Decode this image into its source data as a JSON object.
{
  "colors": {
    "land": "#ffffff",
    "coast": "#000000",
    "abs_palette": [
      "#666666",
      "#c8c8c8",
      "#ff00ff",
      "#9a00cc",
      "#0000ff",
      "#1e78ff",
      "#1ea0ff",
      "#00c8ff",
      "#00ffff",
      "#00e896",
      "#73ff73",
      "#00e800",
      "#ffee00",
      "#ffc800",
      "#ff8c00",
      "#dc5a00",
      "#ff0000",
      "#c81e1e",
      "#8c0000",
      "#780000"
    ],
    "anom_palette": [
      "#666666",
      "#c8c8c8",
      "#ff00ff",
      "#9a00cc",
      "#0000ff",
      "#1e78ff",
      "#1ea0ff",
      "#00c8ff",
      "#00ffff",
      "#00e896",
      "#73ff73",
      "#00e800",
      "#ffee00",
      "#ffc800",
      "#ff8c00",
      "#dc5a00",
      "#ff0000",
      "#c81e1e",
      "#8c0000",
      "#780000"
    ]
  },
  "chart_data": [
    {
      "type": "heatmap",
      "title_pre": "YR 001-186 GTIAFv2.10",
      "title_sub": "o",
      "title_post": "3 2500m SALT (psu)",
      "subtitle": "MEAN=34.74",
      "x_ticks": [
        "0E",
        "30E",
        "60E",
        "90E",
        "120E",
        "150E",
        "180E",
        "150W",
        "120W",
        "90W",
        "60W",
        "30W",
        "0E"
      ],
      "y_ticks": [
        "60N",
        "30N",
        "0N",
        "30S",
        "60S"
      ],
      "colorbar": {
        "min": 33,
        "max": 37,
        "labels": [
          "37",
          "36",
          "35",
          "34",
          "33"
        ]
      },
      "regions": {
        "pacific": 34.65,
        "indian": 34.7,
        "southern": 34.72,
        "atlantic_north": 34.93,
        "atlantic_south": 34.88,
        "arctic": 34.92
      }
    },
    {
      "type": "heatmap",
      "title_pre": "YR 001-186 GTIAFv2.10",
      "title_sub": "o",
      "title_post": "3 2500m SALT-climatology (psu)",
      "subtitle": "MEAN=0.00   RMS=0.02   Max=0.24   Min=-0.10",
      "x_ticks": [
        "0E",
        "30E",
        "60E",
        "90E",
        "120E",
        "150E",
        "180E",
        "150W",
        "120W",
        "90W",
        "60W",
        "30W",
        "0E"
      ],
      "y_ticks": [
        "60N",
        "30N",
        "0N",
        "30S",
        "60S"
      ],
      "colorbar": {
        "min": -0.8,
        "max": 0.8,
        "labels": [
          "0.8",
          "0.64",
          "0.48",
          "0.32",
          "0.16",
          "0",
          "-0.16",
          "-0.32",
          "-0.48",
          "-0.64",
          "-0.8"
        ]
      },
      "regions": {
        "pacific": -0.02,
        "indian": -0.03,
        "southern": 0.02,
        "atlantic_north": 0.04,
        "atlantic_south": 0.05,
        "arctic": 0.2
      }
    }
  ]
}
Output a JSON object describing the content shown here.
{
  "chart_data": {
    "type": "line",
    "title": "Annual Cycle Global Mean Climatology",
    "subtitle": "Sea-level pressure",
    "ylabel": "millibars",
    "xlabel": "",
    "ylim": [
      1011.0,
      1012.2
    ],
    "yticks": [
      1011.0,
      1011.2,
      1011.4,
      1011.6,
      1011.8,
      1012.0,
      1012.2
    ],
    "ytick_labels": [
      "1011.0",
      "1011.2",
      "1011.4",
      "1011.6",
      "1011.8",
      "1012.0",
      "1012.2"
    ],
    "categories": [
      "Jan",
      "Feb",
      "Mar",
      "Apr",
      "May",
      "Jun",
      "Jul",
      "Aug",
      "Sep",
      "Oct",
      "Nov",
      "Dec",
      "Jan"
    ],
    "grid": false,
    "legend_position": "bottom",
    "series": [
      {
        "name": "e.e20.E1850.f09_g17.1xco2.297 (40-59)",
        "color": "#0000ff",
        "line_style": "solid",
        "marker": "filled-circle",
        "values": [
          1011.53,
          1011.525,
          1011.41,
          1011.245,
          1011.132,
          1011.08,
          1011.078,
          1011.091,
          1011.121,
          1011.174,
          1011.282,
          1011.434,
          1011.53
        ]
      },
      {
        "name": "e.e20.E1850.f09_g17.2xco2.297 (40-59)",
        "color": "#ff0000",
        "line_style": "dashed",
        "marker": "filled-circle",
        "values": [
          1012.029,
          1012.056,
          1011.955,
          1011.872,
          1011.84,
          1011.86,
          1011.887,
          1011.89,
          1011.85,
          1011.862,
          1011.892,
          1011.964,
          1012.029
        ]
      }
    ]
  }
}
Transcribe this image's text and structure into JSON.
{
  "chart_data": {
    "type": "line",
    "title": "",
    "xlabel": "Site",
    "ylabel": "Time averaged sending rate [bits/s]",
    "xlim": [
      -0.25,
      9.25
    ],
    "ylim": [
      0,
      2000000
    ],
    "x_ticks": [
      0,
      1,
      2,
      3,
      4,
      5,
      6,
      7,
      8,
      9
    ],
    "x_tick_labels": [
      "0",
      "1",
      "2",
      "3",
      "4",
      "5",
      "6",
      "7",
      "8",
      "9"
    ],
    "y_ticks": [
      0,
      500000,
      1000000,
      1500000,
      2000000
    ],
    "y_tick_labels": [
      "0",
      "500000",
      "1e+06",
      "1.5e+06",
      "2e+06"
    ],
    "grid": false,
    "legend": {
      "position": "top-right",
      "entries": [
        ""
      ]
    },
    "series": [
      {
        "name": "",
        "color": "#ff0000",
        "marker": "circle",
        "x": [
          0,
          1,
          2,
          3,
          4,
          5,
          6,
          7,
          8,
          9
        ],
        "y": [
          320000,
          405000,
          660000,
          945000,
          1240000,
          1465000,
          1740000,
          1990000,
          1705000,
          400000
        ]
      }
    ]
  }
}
········
* [YOUR GOAL]: Reproduce each line from the records that contains the word "object".

* [SOLVED PROBLEM]:
Decode this image into its source data as a JSON object.
Output a JSON object describing the content shown here.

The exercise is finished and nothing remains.